Data entries
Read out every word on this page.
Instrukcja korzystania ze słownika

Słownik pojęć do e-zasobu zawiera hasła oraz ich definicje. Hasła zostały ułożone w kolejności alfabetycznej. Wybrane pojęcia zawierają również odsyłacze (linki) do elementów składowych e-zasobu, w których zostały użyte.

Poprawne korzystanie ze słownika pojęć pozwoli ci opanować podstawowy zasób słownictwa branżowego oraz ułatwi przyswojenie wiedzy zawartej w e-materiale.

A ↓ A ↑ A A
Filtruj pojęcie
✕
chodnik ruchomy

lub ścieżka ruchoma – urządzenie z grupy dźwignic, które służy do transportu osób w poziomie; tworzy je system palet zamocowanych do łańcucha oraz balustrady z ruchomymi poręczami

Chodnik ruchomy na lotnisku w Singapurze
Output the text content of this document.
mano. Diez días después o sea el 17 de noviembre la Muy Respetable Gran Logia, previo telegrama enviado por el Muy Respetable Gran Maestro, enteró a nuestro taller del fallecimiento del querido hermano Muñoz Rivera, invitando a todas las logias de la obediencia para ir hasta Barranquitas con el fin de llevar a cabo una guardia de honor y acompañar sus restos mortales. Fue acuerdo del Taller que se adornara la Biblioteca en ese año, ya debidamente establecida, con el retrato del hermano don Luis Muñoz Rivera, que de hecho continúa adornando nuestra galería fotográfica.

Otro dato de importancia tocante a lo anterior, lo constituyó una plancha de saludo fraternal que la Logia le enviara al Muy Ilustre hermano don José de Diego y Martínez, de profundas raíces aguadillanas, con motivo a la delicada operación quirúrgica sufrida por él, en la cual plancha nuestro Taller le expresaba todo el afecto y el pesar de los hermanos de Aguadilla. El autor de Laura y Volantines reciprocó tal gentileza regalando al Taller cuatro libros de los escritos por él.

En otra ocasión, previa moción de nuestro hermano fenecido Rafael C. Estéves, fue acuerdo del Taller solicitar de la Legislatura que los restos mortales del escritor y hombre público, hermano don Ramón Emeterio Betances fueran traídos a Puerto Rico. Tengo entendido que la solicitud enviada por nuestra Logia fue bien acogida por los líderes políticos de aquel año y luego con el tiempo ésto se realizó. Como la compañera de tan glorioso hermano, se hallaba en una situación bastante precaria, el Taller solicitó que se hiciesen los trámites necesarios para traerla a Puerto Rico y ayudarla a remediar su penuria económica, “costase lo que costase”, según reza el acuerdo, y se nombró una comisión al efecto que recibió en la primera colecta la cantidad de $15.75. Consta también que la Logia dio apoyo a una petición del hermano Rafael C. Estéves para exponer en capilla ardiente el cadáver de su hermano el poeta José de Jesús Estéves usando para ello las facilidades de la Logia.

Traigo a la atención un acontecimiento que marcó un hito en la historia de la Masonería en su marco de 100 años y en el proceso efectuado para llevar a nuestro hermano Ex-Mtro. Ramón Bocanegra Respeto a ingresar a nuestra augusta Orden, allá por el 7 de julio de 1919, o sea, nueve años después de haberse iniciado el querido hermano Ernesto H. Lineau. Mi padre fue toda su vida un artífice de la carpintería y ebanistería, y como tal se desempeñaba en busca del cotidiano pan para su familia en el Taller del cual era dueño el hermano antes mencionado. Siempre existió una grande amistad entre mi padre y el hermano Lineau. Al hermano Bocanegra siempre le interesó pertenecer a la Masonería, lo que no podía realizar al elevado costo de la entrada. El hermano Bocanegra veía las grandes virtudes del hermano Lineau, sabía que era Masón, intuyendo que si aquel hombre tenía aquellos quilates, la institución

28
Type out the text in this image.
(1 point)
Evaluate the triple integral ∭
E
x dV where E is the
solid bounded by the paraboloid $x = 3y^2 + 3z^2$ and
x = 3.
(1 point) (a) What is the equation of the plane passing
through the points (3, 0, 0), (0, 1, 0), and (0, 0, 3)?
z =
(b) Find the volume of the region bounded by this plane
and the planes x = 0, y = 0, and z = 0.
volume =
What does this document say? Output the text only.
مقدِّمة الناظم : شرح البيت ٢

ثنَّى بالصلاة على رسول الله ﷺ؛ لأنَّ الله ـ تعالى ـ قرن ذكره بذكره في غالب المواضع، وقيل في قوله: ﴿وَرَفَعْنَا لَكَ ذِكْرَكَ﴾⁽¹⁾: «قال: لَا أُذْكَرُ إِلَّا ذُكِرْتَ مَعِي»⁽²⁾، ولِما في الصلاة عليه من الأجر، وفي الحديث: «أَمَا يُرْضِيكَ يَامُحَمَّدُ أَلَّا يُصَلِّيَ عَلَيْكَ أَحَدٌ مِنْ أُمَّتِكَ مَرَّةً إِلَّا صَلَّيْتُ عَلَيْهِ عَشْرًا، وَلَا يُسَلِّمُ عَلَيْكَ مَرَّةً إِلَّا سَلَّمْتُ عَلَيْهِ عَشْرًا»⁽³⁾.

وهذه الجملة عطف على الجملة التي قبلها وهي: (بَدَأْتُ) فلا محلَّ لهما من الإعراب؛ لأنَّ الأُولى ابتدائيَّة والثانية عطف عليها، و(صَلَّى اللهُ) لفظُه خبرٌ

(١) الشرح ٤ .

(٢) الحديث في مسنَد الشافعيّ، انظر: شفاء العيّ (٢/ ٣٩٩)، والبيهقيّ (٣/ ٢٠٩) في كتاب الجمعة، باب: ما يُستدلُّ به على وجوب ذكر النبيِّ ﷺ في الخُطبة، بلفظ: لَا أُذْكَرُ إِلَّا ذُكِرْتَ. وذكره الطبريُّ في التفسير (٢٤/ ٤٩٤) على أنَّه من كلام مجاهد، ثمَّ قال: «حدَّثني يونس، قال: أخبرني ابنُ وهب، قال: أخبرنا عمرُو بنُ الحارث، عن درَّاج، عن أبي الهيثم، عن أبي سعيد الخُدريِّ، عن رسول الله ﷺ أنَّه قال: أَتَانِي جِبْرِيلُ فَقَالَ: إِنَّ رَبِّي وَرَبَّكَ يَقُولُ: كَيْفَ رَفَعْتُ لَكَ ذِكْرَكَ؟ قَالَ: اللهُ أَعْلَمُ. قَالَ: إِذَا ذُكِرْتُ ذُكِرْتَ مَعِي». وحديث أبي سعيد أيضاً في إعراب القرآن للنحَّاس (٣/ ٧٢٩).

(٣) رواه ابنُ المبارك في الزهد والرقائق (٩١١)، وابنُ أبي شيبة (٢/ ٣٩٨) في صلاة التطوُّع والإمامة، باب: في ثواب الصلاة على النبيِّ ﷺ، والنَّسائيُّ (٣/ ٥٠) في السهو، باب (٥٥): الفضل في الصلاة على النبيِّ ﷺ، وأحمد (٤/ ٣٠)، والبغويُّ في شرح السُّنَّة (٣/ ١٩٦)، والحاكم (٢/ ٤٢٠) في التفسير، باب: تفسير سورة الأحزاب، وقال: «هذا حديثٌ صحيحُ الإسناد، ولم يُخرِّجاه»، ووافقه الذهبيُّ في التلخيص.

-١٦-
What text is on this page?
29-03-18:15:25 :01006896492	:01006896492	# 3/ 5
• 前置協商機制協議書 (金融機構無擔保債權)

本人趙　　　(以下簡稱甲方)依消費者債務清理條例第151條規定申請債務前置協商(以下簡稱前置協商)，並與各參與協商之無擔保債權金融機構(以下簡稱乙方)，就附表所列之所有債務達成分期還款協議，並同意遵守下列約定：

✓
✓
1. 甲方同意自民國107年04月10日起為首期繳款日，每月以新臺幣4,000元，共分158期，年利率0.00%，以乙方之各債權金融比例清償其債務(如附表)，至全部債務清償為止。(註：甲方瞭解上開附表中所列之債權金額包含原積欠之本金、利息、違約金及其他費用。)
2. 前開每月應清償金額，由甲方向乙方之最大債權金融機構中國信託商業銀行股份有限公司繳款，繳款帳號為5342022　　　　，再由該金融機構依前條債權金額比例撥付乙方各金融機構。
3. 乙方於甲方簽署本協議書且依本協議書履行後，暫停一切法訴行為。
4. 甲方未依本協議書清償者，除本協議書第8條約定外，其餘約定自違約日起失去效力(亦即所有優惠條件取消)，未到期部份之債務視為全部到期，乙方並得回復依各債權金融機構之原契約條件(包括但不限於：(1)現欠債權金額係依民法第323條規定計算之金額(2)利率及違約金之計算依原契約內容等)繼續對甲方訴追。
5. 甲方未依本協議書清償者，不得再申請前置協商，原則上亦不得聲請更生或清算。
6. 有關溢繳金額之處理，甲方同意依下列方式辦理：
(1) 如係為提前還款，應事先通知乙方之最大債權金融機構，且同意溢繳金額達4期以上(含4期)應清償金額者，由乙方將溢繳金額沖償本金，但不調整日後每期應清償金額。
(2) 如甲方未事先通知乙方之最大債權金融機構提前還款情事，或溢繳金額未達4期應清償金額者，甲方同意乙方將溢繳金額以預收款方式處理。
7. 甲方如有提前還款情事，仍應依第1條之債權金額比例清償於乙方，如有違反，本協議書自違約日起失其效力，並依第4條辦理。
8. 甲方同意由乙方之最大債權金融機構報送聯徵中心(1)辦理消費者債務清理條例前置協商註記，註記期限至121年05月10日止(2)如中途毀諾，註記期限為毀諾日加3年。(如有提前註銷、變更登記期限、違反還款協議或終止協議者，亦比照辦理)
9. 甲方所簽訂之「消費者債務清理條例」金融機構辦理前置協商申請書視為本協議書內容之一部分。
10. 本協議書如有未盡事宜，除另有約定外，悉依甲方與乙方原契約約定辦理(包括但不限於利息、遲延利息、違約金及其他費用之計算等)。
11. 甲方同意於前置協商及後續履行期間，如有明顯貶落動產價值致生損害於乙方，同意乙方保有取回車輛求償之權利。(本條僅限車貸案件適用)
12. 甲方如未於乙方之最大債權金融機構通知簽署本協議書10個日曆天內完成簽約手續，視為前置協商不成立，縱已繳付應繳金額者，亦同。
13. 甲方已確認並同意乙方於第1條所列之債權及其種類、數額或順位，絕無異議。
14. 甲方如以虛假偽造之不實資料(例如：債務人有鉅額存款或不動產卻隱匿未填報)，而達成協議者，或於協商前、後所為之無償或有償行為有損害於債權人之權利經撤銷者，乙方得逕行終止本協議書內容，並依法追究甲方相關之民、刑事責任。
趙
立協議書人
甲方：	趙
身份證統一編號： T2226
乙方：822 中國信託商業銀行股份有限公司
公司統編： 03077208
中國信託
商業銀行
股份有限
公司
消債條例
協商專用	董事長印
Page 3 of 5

- [Your goal] Pull out all lines containing "cual".

- [Reply]
Otro dato de importancia tocante a lo anterior, lo constituyó una plancha de saludo fraternal que la Logia le enviara al Muy Ilustre hermano don José de Diego y Martínez, de profundas raíces aguadillanas, con motivo a la delicada operación quirúrgica sufrida por él, en la cual plancha nuestro Taller le expresaba todo el afecto y el pesar de los hermanos de Aguadilla. El autor de Laura y Volantines reciprocó tal gentileza regalando al Taller cuatro libros de los escritos por él.
Traigo a la atención un acontecimiento que marcó un hito en la historia de la Masonería en su marco de 100 años y en el proceso efectuado para llevar a nuestro hermano Ex-Mtro. Ramón Bocanegra Respeto a ingresar a nuestra augusta Orden, allá por el 7 de julio de 1919, o sea, nueve años después de haberse iniciado el querido hermano Ernesto H. Lineau. Mi padre fue toda su vida un artífice de la carpintería y ebanistería, y como tal se desempeñaba en busca del cotidiano pan para su familia en el Taller del cual era dueño el hermano antes mencionado. Siempre existió una grande amistad entre mi padre y el hermano Lineau. Al hermano Bocanegra siempre le interesó pertenecer a la Masonería, lo que no podía realizar al elevado costo de la entrada. El hermano Bocanegra veía las grandes virtudes del hermano Lineau, sabía que era Masón, intuyendo que si aquel hombre tenía aquellos quilates, la institución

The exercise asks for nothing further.